__Written request__
Please change "Survival probability" to "Survival proportion" throughout the records below and write them out again with nothing else altered. Leave the pictures out.

====

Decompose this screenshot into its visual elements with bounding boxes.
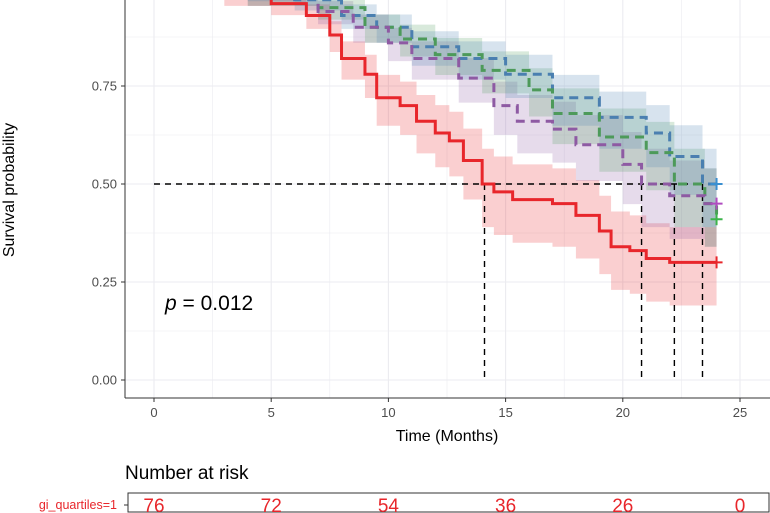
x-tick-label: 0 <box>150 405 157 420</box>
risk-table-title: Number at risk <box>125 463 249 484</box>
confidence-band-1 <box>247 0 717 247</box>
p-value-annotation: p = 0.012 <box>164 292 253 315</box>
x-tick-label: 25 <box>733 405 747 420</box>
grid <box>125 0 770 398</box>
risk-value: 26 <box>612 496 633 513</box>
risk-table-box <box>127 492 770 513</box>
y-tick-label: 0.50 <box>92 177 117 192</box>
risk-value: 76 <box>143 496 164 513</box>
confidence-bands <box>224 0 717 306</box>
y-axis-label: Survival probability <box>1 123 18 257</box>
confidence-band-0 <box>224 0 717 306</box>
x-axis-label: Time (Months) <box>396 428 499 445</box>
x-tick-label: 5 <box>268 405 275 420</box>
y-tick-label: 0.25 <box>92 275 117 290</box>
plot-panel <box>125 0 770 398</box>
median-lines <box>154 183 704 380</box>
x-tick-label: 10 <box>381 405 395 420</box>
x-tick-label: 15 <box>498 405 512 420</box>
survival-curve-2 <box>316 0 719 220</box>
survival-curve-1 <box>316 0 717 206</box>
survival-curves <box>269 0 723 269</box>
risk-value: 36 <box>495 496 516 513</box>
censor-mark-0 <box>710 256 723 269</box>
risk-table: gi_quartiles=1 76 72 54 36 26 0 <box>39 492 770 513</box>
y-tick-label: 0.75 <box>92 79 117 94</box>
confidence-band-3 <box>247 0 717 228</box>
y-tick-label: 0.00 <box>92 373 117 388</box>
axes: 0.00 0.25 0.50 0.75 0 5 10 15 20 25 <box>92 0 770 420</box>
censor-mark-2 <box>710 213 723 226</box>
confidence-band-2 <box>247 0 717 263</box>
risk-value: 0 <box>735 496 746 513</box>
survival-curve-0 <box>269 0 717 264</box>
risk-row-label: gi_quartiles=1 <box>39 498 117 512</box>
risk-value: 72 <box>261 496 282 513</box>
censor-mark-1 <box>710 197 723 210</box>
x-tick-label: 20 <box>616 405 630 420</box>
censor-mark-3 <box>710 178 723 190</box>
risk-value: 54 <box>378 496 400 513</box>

====

__Answer to the exercise__
Decompose this screenshot into its visual elements with bounding boxes.
x-tick-label: 0 <box>150 405 157 420</box>
risk-table-title: Number at risk <box>125 463 249 484</box>
confidence-band-1 <box>247 0 717 247</box>
p-value-annotation: p = 0.012 <box>164 292 253 315</box>
x-tick-label: 25 <box>733 405 747 420</box>
grid <box>125 0 770 398</box>
risk-value: 26 <box>612 496 633 513</box>
risk-table-box <box>127 492 770 513</box>
y-tick-label: 0.50 <box>92 177 117 192</box>
risk-value: 76 <box>143 496 164 513</box>
confidence-bands <box>224 0 717 306</box>
y-axis-label: Survival proportion <box>1 123 18 257</box>
confidence-band-0 <box>224 0 717 306</box>
x-axis-label: Time (Months) <box>396 428 499 445</box>
x-tick-label: 5 <box>268 405 275 420</box>
y-tick-label: 0.25 <box>92 275 117 290</box>
plot-panel <box>125 0 770 398</box>
median-lines <box>154 183 704 380</box>
x-tick-label: 10 <box>381 405 395 420</box>
x-tick-label: 15 <box>498 405 512 420</box>
survival-curve-2 <box>316 0 719 220</box>
survival-curve-1 <box>316 0 717 206</box>
survival-curves <box>269 0 723 269</box>
risk-value: 36 <box>495 496 516 513</box>
censor-mark-0 <box>710 256 723 269</box>
risk-table: gi_quartiles=1 76 72 54 36 26 0 <box>39 492 770 513</box>
y-tick-label: 0.75 <box>92 79 117 94</box>
confidence-band-3 <box>247 0 717 228</box>
y-tick-label: 0.00 <box>92 373 117 388</box>
axes: 0.00 0.25 0.50 0.75 0 5 10 15 20 25 <box>92 0 770 420</box>
censor-mark-2 <box>710 213 723 226</box>
confidence-band-2 <box>247 0 717 263</box>
risk-value: 0 <box>735 496 746 513</box>
survival-curve-0 <box>269 0 717 264</box>
risk-row-label: gi_quartiles=1 <box>39 498 117 512</box>
risk-value: 72 <box>261 496 282 513</box>
censor-mark-1 <box>710 197 723 210</box>
x-tick-label: 20 <box>616 405 630 420</box>
censor-mark-3 <box>710 178 723 190</box>
risk-value: 54 <box>378 496 400 513</box>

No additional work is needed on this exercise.